Repeat the whole listing exactly.

### Items from a dataset
● ● ●

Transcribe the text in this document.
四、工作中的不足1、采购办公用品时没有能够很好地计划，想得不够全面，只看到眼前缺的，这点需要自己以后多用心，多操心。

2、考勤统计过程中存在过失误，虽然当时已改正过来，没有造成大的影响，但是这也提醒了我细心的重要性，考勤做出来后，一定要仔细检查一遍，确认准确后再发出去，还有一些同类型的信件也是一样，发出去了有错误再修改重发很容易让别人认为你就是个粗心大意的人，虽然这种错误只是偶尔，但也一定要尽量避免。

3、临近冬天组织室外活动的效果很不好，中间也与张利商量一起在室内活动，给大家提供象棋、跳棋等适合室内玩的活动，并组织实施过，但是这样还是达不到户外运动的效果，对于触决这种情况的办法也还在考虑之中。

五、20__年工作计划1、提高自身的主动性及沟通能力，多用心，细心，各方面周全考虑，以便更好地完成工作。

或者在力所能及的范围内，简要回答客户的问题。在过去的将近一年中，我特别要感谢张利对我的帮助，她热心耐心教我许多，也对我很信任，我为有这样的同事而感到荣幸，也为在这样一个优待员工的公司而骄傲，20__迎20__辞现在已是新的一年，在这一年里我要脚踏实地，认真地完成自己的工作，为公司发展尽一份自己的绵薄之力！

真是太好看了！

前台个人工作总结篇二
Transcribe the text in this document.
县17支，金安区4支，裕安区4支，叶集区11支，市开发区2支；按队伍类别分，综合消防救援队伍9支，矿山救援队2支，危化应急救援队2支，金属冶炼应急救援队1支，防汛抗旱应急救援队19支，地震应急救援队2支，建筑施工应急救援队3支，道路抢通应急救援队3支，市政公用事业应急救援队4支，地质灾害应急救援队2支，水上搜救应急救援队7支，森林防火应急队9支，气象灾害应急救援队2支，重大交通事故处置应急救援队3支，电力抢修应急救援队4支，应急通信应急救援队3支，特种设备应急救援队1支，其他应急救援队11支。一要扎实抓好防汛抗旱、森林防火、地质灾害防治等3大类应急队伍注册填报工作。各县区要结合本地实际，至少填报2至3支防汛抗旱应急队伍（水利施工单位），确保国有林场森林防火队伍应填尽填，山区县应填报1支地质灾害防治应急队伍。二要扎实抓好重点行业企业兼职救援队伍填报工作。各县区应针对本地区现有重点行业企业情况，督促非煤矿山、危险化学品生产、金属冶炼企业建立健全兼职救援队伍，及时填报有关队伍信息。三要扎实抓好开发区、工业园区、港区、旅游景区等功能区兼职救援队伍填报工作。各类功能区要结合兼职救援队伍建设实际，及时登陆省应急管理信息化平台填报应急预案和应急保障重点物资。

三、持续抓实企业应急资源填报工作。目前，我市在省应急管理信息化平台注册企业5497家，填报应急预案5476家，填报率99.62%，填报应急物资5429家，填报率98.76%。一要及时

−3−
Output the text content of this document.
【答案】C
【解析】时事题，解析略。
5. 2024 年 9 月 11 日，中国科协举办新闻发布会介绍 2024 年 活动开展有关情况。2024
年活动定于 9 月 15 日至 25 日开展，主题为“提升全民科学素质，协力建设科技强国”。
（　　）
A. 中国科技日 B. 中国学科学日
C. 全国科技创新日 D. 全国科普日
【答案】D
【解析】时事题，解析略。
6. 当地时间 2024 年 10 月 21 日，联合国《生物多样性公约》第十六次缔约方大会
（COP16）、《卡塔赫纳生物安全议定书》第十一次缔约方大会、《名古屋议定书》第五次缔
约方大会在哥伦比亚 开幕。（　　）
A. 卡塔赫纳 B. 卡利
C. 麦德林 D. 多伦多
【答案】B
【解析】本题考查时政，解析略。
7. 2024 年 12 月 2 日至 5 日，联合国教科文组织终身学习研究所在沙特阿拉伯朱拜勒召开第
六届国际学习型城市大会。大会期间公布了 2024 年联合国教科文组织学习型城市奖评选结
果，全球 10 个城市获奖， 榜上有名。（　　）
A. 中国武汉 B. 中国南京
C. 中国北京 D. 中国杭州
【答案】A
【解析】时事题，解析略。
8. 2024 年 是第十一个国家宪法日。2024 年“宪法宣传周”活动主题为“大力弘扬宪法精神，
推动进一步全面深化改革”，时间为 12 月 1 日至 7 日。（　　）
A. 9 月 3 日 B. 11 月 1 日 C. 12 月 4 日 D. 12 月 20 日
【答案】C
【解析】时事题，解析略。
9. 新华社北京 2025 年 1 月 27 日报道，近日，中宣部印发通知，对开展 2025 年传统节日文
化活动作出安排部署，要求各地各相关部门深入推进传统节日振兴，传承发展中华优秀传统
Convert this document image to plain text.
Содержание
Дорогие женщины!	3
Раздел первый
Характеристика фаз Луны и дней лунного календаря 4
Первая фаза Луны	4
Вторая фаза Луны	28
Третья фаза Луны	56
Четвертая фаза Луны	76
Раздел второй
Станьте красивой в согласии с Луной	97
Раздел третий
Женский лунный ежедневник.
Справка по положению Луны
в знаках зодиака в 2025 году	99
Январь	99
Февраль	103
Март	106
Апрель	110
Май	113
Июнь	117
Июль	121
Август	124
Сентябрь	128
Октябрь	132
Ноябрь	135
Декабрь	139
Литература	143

● ● ●

### Exercise answer
Transcribe the text in this document.
四、工作中的不足1、采购办公用品时没有能够很好地计划，想得不够全面，只看到眼前缺的，这点需要自己以后多用心，多操心。

2、考勤统计过程中存在过失误，虽然当时已改正过来，没有造成大的影响，但是这也提醒了我细心的重要性，考勤做出来后，一定要仔细检查一遍，确认准确后再发出去，还有一些同类型的信件也是一样，发出去了有错误再修改重发很容易让别人认为你就是个粗心大意的人，虽然这种错误只是偶尔，但也一定要尽量避免。

3、临近冬天组织室外活动的效果很不好，中间也与张利商量一起在室内活动，给大家提供象棋、跳棋等适合室内玩的活动，并组织实施过，但是这样还是达不到户外运动的效果，对于触决这种情况的办法也还在考虑之中。

五、20__年工作计划1、提高自身的主动性及沟通能力，多用心，细心，各方面周全考虑，以便更好地完成工作。

或者在力所能及的范围内，简要回答客户的问题。在过去的将近一年中，我特别要感谢张利对我的帮助，她热心耐心教我许多，也对我很信任，我为有这样的同事而感到荣幸，也为在这样一个优待员工的公司而骄傲，20__迎20__辞现在已是新的一年，在这一年里我要脚踏实地，认真地完成自己的工作，为公司发展尽一份自己的绵薄之力！

真是太好看了！

前台个人工作总结篇二
Transcribe the text in this document.
县17支，金安区4支，裕安区4支，叶集区11支，市开发区2支；按队伍类别分，综合消防救援队伍9支，矿山救援队2支，危化应急救援队2支，金属冶炼应急救援队1支，防汛抗旱应急救援队19支，地震应急救援队2支，建筑施工应急救援队3支，道路抢通应急救援队3支，市政公用事业应急救援队4支，地质灾害应急救援队2支，水上搜救应急救援队7支，森林防火应急队9支，气象灾害应急救援队2支，重大交通事故处置应急救援队3支，电力抢修应急救援队4支，应急通信应急救援队3支，特种设备应急救援队1支，其他应急救援队11支。一要扎实抓好防汛抗旱、森林防火、地质灾害防治等3大类应急队伍注册填报工作。各县区要结合本地实际，至少填报2至3支防汛抗旱应急队伍（水利施工单位），确保国有林场森林防火队伍应填尽填，山区县应填报1支地质灾害防治应急队伍。二要扎实抓好重点行业企业兼职救援队伍填报工作。各县区应针对本地区现有重点行业企业情况，督促非煤矿山、危险化学品生产、金属冶炼企业建立健全兼职救援队伍，及时填报有关队伍信息。三要扎实抓好开发区、工业园区、港区、旅游景区等功能区兼职救援队伍填报工作。各类功能区要结合兼职救援队伍建设实际，及时登陆省应急管理信息化平台填报应急预案和应急保障重点物资。

三、持续抓实企业应急资源填报工作。目前，我市在省应急管理信息化平台注册企业5497家，填报应急预案5476家，填报率99.62%，填报应急物资5429家，填报率98.76%。一要及时

−3−
Output the text content of this document.
【答案】C
【解析】时事题，解析略。
5. 2024 年 9 月 11 日，中国科协举办新闻发布会介绍 2024 年 活动开展有关情况。2024
年活动定于 9 月 15 日至 25 日开展，主题为“提升全民科学素质，协力建设科技强国”。
（　　）
A. 中国科技日 B. 中国学科学日
C. 全国科技创新日 D. 全国科普日
【答案】D
【解析】时事题，解析略。
6. 当地时间 2024 年 10 月 21 日，联合国《生物多样性公约》第十六次缔约方大会
（COP16）、《卡塔赫纳生物安全议定书》第十一次缔约方大会、《名古屋议定书》第五次缔
约方大会在哥伦比亚 开幕。（　　）
A. 卡塔赫纳 B. 卡利
C. 麦德林 D. 多伦多
【答案】B
【解析】本题考查时政，解析略。
7. 2024 年 12 月 2 日至 5 日，联合国教科文组织终身学习研究所在沙特阿拉伯朱拜勒召开第
六届国际学习型城市大会。大会期间公布了 2024 年联合国教科文组织学习型城市奖评选结
果，全球 10 个城市获奖， 榜上有名。（　　）
A. 中国武汉 B. 中国南京
C. 中国北京 D. 中国杭州
【答案】A
【解析】时事题，解析略。
8. 2024 年 是第十一个国家宪法日。2024 年“宪法宣传周”活动主题为“大力弘扬宪法精神，
推动进一步全面深化改革”，时间为 12 月 1 日至 7 日。（　　）
A. 9 月 3 日 B. 11 月 1 日 C. 12 月 4 日 D. 12 月 20 日
【答案】C
【解析】时事题，解析略。
9. 新华社北京 2025 年 1 月 27 日报道，近日，中宣部印发通知，对开展 2025 年传统节日文
化活动作出安排部署，要求各地各相关部门深入推进传统节日振兴，传承发展中华优秀传统
Convert this document image to plain text.
Содержание
Дорогие женщины!	3
Раздел первый
Характеристика фаз Луны и дней лунного календаря 4
Первая фаза Луны	4
Вторая фаза Луны	28
Третья фаза Луны	56
Четвертая фаза Луны	76
Раздел второй
Станьте красивой в согласии с Луной	97
Раздел третий
Женский лунный ежедневник.
Справка по положению Луны
в знаках зодиака в 2025 году	99
Январь	99
Февраль	103
Март	106
Апрель	110
Май	113
Июнь	117
Июль	121
Август	124
Сентябрь	128
Октябрь	132
Ноябрь	135
Декабрь	139
Литература	143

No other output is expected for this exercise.